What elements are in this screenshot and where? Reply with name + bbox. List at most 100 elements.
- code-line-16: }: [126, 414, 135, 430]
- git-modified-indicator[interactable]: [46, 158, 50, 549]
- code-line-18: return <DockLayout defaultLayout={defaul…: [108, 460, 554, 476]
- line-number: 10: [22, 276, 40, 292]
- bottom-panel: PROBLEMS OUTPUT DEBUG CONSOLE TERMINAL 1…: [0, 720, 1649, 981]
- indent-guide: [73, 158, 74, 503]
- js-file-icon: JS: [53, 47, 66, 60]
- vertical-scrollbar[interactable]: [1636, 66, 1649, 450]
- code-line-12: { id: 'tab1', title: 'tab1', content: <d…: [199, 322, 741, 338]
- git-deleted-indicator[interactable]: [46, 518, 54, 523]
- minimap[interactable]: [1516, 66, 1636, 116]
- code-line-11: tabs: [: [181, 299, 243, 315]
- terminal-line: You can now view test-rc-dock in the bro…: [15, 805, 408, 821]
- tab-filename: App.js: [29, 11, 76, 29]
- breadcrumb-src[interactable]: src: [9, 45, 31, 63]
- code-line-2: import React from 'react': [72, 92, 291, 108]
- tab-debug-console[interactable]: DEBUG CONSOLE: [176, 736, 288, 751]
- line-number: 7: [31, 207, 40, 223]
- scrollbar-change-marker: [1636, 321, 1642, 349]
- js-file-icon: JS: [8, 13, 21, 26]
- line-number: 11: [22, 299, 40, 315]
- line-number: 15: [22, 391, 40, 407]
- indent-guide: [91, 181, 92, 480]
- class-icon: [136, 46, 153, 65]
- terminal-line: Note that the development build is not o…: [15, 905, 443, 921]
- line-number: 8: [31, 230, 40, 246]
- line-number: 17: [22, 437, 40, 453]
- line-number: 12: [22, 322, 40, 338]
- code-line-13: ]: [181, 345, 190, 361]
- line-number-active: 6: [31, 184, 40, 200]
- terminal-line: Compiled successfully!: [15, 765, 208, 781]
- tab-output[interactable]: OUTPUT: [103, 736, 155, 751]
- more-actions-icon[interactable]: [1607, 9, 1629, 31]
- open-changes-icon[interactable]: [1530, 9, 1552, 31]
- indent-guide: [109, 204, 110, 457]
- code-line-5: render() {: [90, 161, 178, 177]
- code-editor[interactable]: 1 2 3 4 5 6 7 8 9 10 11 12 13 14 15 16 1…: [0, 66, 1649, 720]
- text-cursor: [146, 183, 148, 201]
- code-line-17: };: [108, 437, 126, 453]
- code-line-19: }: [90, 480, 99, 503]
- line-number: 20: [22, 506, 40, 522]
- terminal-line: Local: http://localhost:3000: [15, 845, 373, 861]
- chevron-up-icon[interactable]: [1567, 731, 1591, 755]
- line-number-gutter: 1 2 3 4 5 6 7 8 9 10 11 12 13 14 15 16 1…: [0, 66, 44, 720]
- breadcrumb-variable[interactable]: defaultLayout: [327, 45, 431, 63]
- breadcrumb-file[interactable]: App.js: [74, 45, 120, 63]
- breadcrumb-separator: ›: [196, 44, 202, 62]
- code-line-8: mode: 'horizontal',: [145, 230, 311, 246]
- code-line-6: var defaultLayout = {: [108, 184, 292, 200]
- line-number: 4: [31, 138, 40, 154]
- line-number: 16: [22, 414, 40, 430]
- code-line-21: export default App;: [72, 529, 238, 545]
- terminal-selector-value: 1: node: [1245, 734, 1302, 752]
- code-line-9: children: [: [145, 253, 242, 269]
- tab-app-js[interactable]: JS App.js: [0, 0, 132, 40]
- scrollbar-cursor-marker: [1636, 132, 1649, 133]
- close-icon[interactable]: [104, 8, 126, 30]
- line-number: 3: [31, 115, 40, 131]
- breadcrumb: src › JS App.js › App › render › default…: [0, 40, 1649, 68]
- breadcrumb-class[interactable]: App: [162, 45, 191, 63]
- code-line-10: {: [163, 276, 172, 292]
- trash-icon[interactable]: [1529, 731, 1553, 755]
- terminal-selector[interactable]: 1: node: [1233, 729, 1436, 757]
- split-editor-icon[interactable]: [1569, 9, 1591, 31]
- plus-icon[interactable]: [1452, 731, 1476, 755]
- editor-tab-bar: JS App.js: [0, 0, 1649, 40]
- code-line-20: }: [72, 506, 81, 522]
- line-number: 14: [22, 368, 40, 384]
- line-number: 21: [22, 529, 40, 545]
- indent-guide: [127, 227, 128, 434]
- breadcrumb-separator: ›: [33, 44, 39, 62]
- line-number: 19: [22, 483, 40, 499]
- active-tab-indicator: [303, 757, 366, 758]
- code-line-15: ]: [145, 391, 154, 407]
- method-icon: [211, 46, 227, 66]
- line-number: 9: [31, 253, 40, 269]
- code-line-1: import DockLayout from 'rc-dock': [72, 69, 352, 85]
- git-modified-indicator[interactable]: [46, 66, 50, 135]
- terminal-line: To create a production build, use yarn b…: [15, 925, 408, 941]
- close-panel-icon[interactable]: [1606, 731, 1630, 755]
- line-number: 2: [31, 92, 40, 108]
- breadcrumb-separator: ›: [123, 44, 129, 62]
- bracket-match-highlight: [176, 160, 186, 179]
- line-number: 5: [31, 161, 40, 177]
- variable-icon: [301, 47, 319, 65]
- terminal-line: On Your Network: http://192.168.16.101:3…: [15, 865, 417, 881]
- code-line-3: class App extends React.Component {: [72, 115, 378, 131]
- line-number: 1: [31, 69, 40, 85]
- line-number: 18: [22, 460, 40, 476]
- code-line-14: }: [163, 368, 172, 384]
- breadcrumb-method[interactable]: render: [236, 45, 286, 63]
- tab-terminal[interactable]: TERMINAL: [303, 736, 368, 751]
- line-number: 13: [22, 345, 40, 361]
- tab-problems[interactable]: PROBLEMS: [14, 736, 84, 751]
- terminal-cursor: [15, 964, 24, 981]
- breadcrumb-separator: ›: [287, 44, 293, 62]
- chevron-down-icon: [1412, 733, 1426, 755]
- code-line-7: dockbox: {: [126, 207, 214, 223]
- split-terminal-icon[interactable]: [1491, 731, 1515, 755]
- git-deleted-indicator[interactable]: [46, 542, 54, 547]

------------------------------------------------------------------------

** STATED GOAL **
Present all of the lines above as a numbered list, omitting any blank lines.

** TASK OUTPUT **
1. What elements are in this screenshot and where? Reply with name + bbox. List at most 100 elements.
2. - code-line-16: }: [126, 414, 135, 430]
3. - git-modified-indicator[interactable]: [46, 158, 50, 549]
4. - code-line-18: return <DockLayout defaultLayout={defaul…: [108, 460, 554, 476]
5. - line-number: 10: [22, 276, 40, 292]
6. - bottom-panel: PROBLEMS OUTPUT DEBUG CONSOLE TERMINAL 1…: [0, 720, 1649, 981]
7. - indent-guide: [73, 158, 74, 503]
8. - js-file-icon: JS: [53, 47, 66, 60]
9. - vertical-scrollbar[interactable]: [1636, 66, 1649, 450]
10. - code-line-12: { id: 'tab1', title: 'tab1', content: <d…: [199, 322, 741, 338]
11. - git-deleted-indicator[interactable]: [46, 518, 54, 523]
12. - minimap[interactable]: [1516, 66, 1636, 116]
13. - code-line-11: tabs: [: [181, 299, 243, 315]
14. - terminal-line: You can now view test-rc-dock in the bro…: [15, 805, 408, 821]
15. - tab-filename: App.js: [29, 11, 76, 29]
16. - breadcrumb-src[interactable]: src: [9, 45, 31, 63]
17. - code-line-2: import React from 'react': [72, 92, 291, 108]
18. - tab-debug-console[interactable]: DEBUG CONSOLE: [176, 736, 288, 751]
19. - line-number: 7: [31, 207, 40, 223]
20. - scrollbar-change-marker: [1636, 321, 1642, 349]
21. - js-file-icon: JS: [8, 13, 21, 26]
22. - line-number: 11: [22, 299, 40, 315]
23. - line-number: 15: [22, 391, 40, 407]
24. - indent-guide: [91, 181, 92, 480]
25. - class-icon: [136, 46, 153, 65]
26. - terminal-line: Note that the development build is not o…: [15, 905, 443, 921]
27. - line-number: 8: [31, 230, 40, 246]
28. - line-number: 17: [22, 437, 40, 453]
29. - line-number: 12: [22, 322, 40, 338]
30. - code-line-13: ]: [181, 345, 190, 361]
31. - line-number-active: 6: [31, 184, 40, 200]
32. - terminal-line: Compiled successfully!: [15, 765, 208, 781]
33. - tab-output[interactable]: OUTPUT: [103, 736, 155, 751]
34. - more-actions-icon[interactable]: [1607, 9, 1629, 31]
35. - open-changes-icon[interactable]: [1530, 9, 1552, 31]
36. - indent-guide: [109, 204, 110, 457]
37. - code-line-5: render() {: [90, 161, 178, 177]
38. - code-editor[interactable]: 1 2 3 4 5 6 7 8 9 10 11 12 13 14 15 16 1…: [0, 66, 1649, 720]
39. - text-cursor: [146, 183, 148, 201]
40. - code-line-17: };: [108, 437, 126, 453]
41. - code-line-19: }: [90, 480, 99, 503]
42. - line-number: 20: [22, 506, 40, 522]
43. - terminal-line: Local: http://localhost:3000: [15, 845, 373, 861]
44. - chevron-up-icon[interactable]: [1567, 731, 1591, 755]
45. - line-number-gutter: 1 2 3 4 5 6 7 8 9 10 11 12 13 14 15 16 1…: [0, 66, 44, 720]
46. - breadcrumb-variable[interactable]: defaultLayout: [327, 45, 431, 63]
47. - breadcrumb-file[interactable]: App.js: [74, 45, 120, 63]
48. - breadcrumb-separator: ›: [196, 44, 202, 62]
49. - code-line-8: mode: 'horizontal',: [145, 230, 311, 246]
50. - code-line-6: var defaultLayout = {: [108, 184, 292, 200]
51. - line-number: 4: [31, 138, 40, 154]
52. - line-number: 16: [22, 414, 40, 430]
53. - code-line-21: export default App;: [72, 529, 238, 545]
54. - terminal-selector-value: 1: node: [1245, 734, 1302, 752]
55. - code-line-9: children: [: [145, 253, 242, 269]
56. - tab-app-js[interactable]: JS App.js: [0, 0, 132, 40]
57. - scrollbar-cursor-marker: [1636, 132, 1649, 133]
58. - close-icon[interactable]: [104, 8, 126, 30]
59. - line-number: 3: [31, 115, 40, 131]
60. - breadcrumb: src › JS App.js › App › render › default…: [0, 40, 1649, 68]
61. - breadcrumb-class[interactable]: App: [162, 45, 191, 63]
62. - code-line-10: {: [163, 276, 172, 292]
63. - trash-icon[interactable]: [1529, 731, 1553, 755]
64. - terminal-selector[interactable]: 1: node: [1233, 729, 1436, 757]
65. - split-editor-icon[interactable]: [1569, 9, 1591, 31]
66. - plus-icon[interactable]: [1452, 731, 1476, 755]
67. - editor-tab-bar: JS App.js: [0, 0, 1649, 40]
68. - code-line-20: }: [72, 506, 81, 522]
69. - line-number: 14: [22, 368, 40, 384]
70. - line-number: 21: [22, 529, 40, 545]
71. - indent-guide: [127, 227, 128, 434]
72. - breadcrumb-separator: ›: [33, 44, 39, 62]
73. - line-number: 19: [22, 483, 40, 499]
74. - active-tab-indicator: [303, 757, 366, 758]
75. - code-line-15: ]: [145, 391, 154, 407]
76. - method-icon: [211, 46, 227, 66]
77. - line-number: 9: [31, 253, 40, 269]
78. - code-line-1: import DockLayout from 'rc-dock': [72, 69, 352, 85]
79. - git-modified-indicator[interactable]: [46, 66, 50, 135]
80. - terminal-line: To create a production build, use yarn b…: [15, 925, 408, 941]
81. - close-panel-icon[interactable]: [1606, 731, 1630, 755]
82. - line-number: 2: [31, 92, 40, 108]
83. - breadcrumb-separator: ›: [123, 44, 129, 62]
84. - bracket-match-highlight: [176, 160, 186, 179]
85. - line-number: 5: [31, 161, 40, 177]
86. - variable-icon: [301, 47, 319, 65]
87. - terminal-line: On Your Network: http://192.168.16.101:3…: [15, 865, 417, 881]
88. - code-line-3: class App extends React.Component {: [72, 115, 378, 131]
89. - line-number: 1: [31, 69, 40, 85]
90. - line-number: 18: [22, 460, 40, 476]
91. - code-line-14: }: [163, 368, 172, 384]
92. - breadcrumb-method[interactable]: render: [236, 45, 286, 63]
93. - tab-terminal[interactable]: TERMINAL: [303, 736, 368, 751]
94. - line-number: 13: [22, 345, 40, 361]
95. - tab-problems[interactable]: PROBLEMS: [14, 736, 84, 751]
96. - terminal-cursor: [15, 964, 24, 981]
97. - breadcrumb-separator: ›: [287, 44, 293, 62]
98. - chevron-down-icon: [1412, 733, 1426, 755]
99. - code-line-7: dockbox: {: [126, 207, 214, 223]
100. - split-terminal-icon[interactable]: [1491, 731, 1515, 755]
101. - git-deleted-indicator[interactable]: [46, 542, 54, 547]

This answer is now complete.